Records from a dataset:
━━━━━━━━━━━━━━━━
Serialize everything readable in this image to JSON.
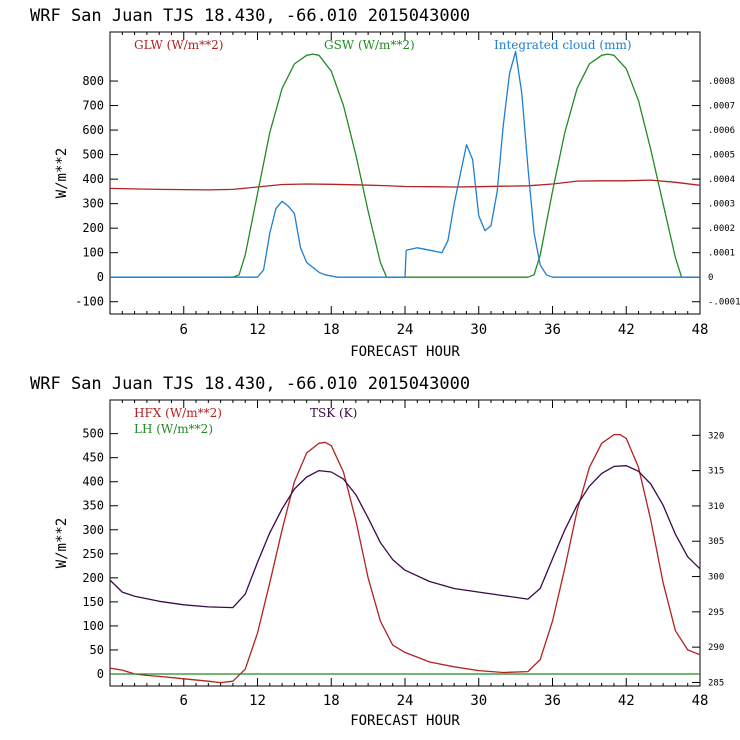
{
  "chart_data": [
    {
      "type": "line",
      "title": "WRF  San Juan TJS  18.430, -66.010  2015043000",
      "xlabel": "FORECAST HOUR",
      "ylabel": "W/m**2",
      "xlim": [
        0,
        48
      ],
      "ylim": [
        -150,
        1000
      ],
      "x_ticks": [
        6,
        12,
        18,
        24,
        30,
        36,
        42,
        48
      ],
      "y_ticks": [
        -100,
        0,
        100,
        200,
        300,
        400,
        500,
        600,
        700,
        800
      ],
      "y2lim": [
        -0.00015,
        0.001
      ],
      "y2_ticks": [
        -0.0001,
        0,
        0.0001,
        0.0002,
        0.0003,
        0.0004,
        0.0005,
        0.0006,
        0.0007,
        0.0008
      ],
      "y2_tick_labels": [
        "-.0001",
        "0",
        ".0001",
        ".0002",
        ".0003",
        ".0004",
        ".0005",
        ".0006",
        ".0007",
        ".0008"
      ],
      "series": [
        {
          "name": "GLW (W/m**2)",
          "color": "#b22222",
          "axis": "left",
          "x": [
            0,
            4,
            8,
            10,
            12,
            14,
            16,
            18,
            20,
            22,
            24,
            26,
            28,
            30,
            32,
            34,
            36,
            38,
            40,
            42,
            44,
            46,
            48
          ],
          "y": [
            362,
            358,
            356,
            358,
            368,
            378,
            380,
            379,
            377,
            374,
            370,
            369,
            368,
            369,
            371,
            373,
            380,
            392,
            393,
            393,
            396,
            387,
            375
          ]
        },
        {
          "name": "GSW (W/m**2)",
          "color": "#228b22",
          "axis": "left",
          "x": [
            0,
            10,
            10.5,
            11,
            12,
            13,
            14,
            15,
            16,
            16.5,
            17,
            18,
            19,
            20,
            21,
            22,
            22.5,
            23,
            34,
            34.5,
            35,
            36,
            37,
            38,
            39,
            40,
            40.5,
            41,
            42,
            43,
            44,
            45,
            46,
            46.5,
            48
          ],
          "y": [
            0,
            0,
            10,
            90,
            340,
            590,
            770,
            870,
            905,
            910,
            905,
            840,
            700,
            500,
            270,
            60,
            0,
            0,
            0,
            10,
            90,
            350,
            590,
            770,
            870,
            905,
            910,
            905,
            850,
            720,
            520,
            300,
            80,
            0,
            0
          ]
        },
        {
          "name": "Integrated cloud (mm)",
          "color": "#1e7fd0",
          "axis": "right",
          "x": [
            0,
            12,
            12.5,
            13,
            13.5,
            14,
            14.5,
            15,
            15.5,
            16,
            16.5,
            17,
            17.5,
            18,
            18.5,
            20,
            24,
            24.1,
            25,
            26,
            27,
            27.5,
            28,
            28.5,
            29,
            29.5,
            30,
            30.5,
            31,
            31.5,
            32,
            32.5,
            33,
            33.5,
            34,
            34.5,
            35,
            35.5,
            36,
            48
          ],
          "y": [
            0,
            0,
            3e-05,
            0.00018,
            0.00028,
            0.00031,
            0.00029,
            0.00026,
            0.00012,
            6e-05,
            4e-05,
            2e-05,
            1e-05,
            5e-06,
            0,
            0,
            0,
            0.00011,
            0.00012,
            0.00011,
            0.0001,
            0.00015,
            0.0003,
            0.00042,
            0.00054,
            0.00048,
            0.00025,
            0.00019,
            0.00021,
            0.00035,
            0.00062,
            0.00083,
            0.00092,
            0.00075,
            0.00045,
            0.00018,
            5e-05,
            1e-05,
            0,
            0
          ]
        }
      ]
    },
    {
      "type": "line",
      "title": "WRF  San Juan TJS  18.430, -66.010  2015043000",
      "xlabel": "FORECAST HOUR",
      "ylabel": "W/m**2",
      "xlim": [
        0,
        48
      ],
      "ylim": [
        -25,
        570
      ],
      "x_ticks": [
        6,
        12,
        18,
        24,
        30,
        36,
        42,
        48
      ],
      "y_ticks": [
        0,
        50,
        100,
        150,
        200,
        250,
        300,
        350,
        400,
        450,
        500
      ],
      "y2lim": [
        284.5,
        325
      ],
      "y2_ticks": [
        285,
        290,
        295,
        300,
        305,
        310,
        315,
        320
      ],
      "y2_tick_labels": [
        "285",
        "290",
        "295",
        "300",
        "305",
        "310",
        "315",
        "320"
      ],
      "series": [
        {
          "name": "HFX (W/m**2)",
          "color": "#b22222",
          "axis": "left",
          "x": [
            0,
            1,
            2,
            3,
            4,
            6,
            8,
            9,
            10,
            11,
            12,
            13,
            14,
            15,
            16,
            17,
            17.5,
            18,
            19,
            20,
            21,
            22,
            23,
            24,
            26,
            28,
            30,
            32,
            34,
            35,
            36,
            37,
            38,
            39,
            40,
            41,
            41.5,
            42,
            43,
            44,
            45,
            46,
            47,
            48
          ],
          "y": [
            12,
            8,
            0,
            -3,
            -5,
            -10,
            -15,
            -18,
            -15,
            10,
            85,
            190,
            300,
            400,
            460,
            480,
            482,
            475,
            420,
            320,
            200,
            110,
            60,
            45,
            25,
            15,
            7,
            3,
            5,
            30,
            110,
            220,
            340,
            430,
            480,
            498,
            498,
            490,
            430,
            320,
            190,
            90,
            50,
            40
          ]
        },
        {
          "name": "LH (W/m**2)",
          "color": "#228b22",
          "axis": "left",
          "x": [
            0,
            48
          ],
          "y": [
            0,
            0
          ]
        },
        {
          "name": "TSK (K)",
          "color": "#3a0a4a",
          "axis": "right",
          "x": [
            0,
            1,
            2,
            4,
            6,
            8,
            10,
            11,
            12,
            13,
            14,
            15,
            16,
            17,
            18,
            19,
            20,
            21,
            22,
            23,
            24,
            26,
            28,
            30,
            32,
            34,
            35,
            36,
            37,
            38,
            39,
            40,
            41,
            42,
            43,
            44,
            45,
            46,
            47,
            48
          ],
          "y": [
            299.5,
            297.8,
            297.2,
            296.5,
            296.0,
            295.7,
            295.6,
            297.5,
            302,
            306.2,
            309.6,
            312.4,
            314.1,
            315.0,
            314.8,
            313.8,
            311.6,
            308.3,
            304.8,
            302.4,
            300.9,
            299.3,
            298.3,
            297.8,
            297.3,
            296.8,
            298.3,
            302.5,
            306.6,
            310.1,
            312.8,
            314.6,
            315.6,
            315.7,
            314.9,
            313.1,
            310.1,
            306.0,
            302.8,
            301.1
          ]
        }
      ]
    }
  ]
}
━━━━━━━━━━━━━━━━
● **Instruction**
Without the pictures, reproduce every line of the records above exactly.

● **Response**
Serialize everything readable in this image to JSON.
{
  "chart_data": [
    {
      "type": "line",
      "title": "WRF  San Juan TJS  18.430, -66.010  2015043000",
      "xlabel": "FORECAST HOUR",
      "ylabel": "W/m**2",
      "xlim": [
        0,
        48
      ],
      "ylim": [
        -150,
        1000
      ],
      "x_ticks": [
        6,
        12,
        18,
        24,
        30,
        36,
        42,
        48
      ],
      "y_ticks": [
        -100,
        0,
        100,
        200,
        300,
        400,
        500,
        600,
        700,
        800
      ],
      "y2lim": [
        -0.00015,
        0.001
      ],
      "y2_ticks": [
        -0.0001,
        0,
        0.0001,
        0.0002,
        0.0003,
        0.0004,
        0.0005,
        0.0006,
        0.0007,
        0.0008
      ],
      "y2_tick_labels": [
        "-.0001",
        "0",
        ".0001",
        ".0002",
        ".0003",
        ".0004",
        ".0005",
        ".0006",
        ".0007",
        ".0008"
      ],
      "series": [
        {
          "name": "GLW (W/m**2)",
          "color": "#b22222",
          "axis": "left",
          "x": [
            0,
            4,
            8,
            10,
            12,
            14,
            16,
            18,
            20,
            22,
            24,
            26,
            28,
            30,
            32,
            34,
            36,
            38,
            40,
            42,
            44,
            46,
            48
          ],
          "y": [
            362,
            358,
            356,
            358,
            368,
            378,
            380,
            379,
            377,
            374,
            370,
            369,
            368,
            369,
            371,
            373,
            380,
            392,
            393,
            393,
            396,
            387,
            375
          ]
        },
        {
          "name": "GSW (W/m**2)",
          "color": "#228b22",
          "axis": "left",
          "x": [
            0,
            10,
            10.5,
            11,
            12,
            13,
            14,
            15,
            16,
            16.5,
            17,
            18,
            19,
            20,
            21,
            22,
            22.5,
            23,
            34,
            34.5,
            35,
            36,
            37,
            38,
            39,
            40,
            40.5,
            41,
            42,
            43,
            44,
            45,
            46,
            46.5,
            48
          ],
          "y": [
            0,
            0,
            10,
            90,
            340,
            590,
            770,
            870,
            905,
            910,
            905,
            840,
            700,
            500,
            270,
            60,
            0,
            0,
            0,
            10,
            90,
            350,
            590,
            770,
            870,
            905,
            910,
            905,
            850,
            720,
            520,
            300,
            80,
            0,
            0
          ]
        },
        {
          "name": "Integrated cloud (mm)",
          "color": "#1e7fd0",
          "axis": "right",
          "x": [
            0,
            12,
            12.5,
            13,
            13.5,
            14,
            14.5,
            15,
            15.5,
            16,
            16.5,
            17,
            17.5,
            18,
            18.5,
            20,
            24,
            24.1,
            25,
            26,
            27,
            27.5,
            28,
            28.5,
            29,
            29.5,
            30,
            30.5,
            31,
            31.5,
            32,
            32.5,
            33,
            33.5,
            34,
            34.5,
            35,
            35.5,
            36,
            48
          ],
          "y": [
            0,
            0,
            3e-05,
            0.00018,
            0.00028,
            0.00031,
            0.00029,
            0.00026,
            0.00012,
            6e-05,
            4e-05,
            2e-05,
            1e-05,
            5e-06,
            0,
            0,
            0,
            0.00011,
            0.00012,
            0.00011,
            0.0001,
            0.00015,
            0.0003,
            0.00042,
            0.00054,
            0.00048,
            0.00025,
            0.00019,
            0.00021,
            0.00035,
            0.00062,
            0.00083,
            0.00092,
            0.00075,
            0.00045,
            0.00018,
            5e-05,
            1e-05,
            0,
            0
          ]
        }
      ]
    },
    {
      "type": "line",
      "title": "WRF  San Juan TJS  18.430, -66.010  2015043000",
      "xlabel": "FORECAST HOUR",
      "ylabel": "W/m**2",
      "xlim": [
        0,
        48
      ],
      "ylim": [
        -25,
        570
      ],
      "x_ticks": [
        6,
        12,
        18,
        24,
        30,
        36,
        42,
        48
      ],
      "y_ticks": [
        0,
        50,
        100,
        150,
        200,
        250,
        300,
        350,
        400,
        450,
        500
      ],
      "y2lim": [
        284.5,
        325
      ],
      "y2_ticks": [
        285,
        290,
        295,
        300,
        305,
        310,
        315,
        320
      ],
      "y2_tick_labels": [
        "285",
        "290",
        "295",
        "300",
        "305",
        "310",
        "315",
        "320"
      ],
      "series": [
        {
          "name": "HFX (W/m**2)",
          "color": "#b22222",
          "axis": "left",
          "x": [
            0,
            1,
            2,
            3,
            4,
            6,
            8,
            9,
            10,
            11,
            12,
            13,
            14,
            15,
            16,
            17,
            17.5,
            18,
            19,
            20,
            21,
            22,
            23,
            24,
            26,
            28,
            30,
            32,
            34,
            35,
            36,
            37,
            38,
            39,
            40,
            41,
            41.5,
            42,
            43,
            44,
            45,
            46,
            47,
            48
          ],
          "y": [
            12,
            8,
            0,
            -3,
            -5,
            -10,
            -15,
            -18,
            -15,
            10,
            85,
            190,
            300,
            400,
            460,
            480,
            482,
            475,
            420,
            320,
            200,
            110,
            60,
            45,
            25,
            15,
            7,
            3,
            5,
            30,
            110,
            220,
            340,
            430,
            480,
            498,
            498,
            490,
            430,
            320,
            190,
            90,
            50,
            40
          ]
        },
        {
          "name": "LH (W/m**2)",
          "color": "#228b22",
          "axis": "left",
          "x": [
            0,
            48
          ],
          "y": [
            0,
            0
          ]
        },
        {
          "name": "TSK (K)",
          "color": "#3a0a4a",
          "axis": "right",
          "x": [
            0,
            1,
            2,
            4,
            6,
            8,
            10,
            11,
            12,
            13,
            14,
            15,
            16,
            17,
            18,
            19,
            20,
            21,
            22,
            23,
            24,
            26,
            28,
            30,
            32,
            34,
            35,
            36,
            37,
            38,
            39,
            40,
            41,
            42,
            43,
            44,
            45,
            46,
            47,
            48
          ],
          "y": [
            299.5,
            297.8,
            297.2,
            296.5,
            296.0,
            295.7,
            295.6,
            297.5,
            302,
            306.2,
            309.6,
            312.4,
            314.1,
            315.0,
            314.8,
            313.8,
            311.6,
            308.3,
            304.8,
            302.4,
            300.9,
            299.3,
            298.3,
            297.8,
            297.3,
            296.8,
            298.3,
            302.5,
            306.6,
            310.1,
            312.8,
            314.6,
            315.6,
            315.7,
            314.9,
            313.1,
            310.1,
            306.0,
            302.8,
            301.1
          ]
        }
      ]
    }
  ]
}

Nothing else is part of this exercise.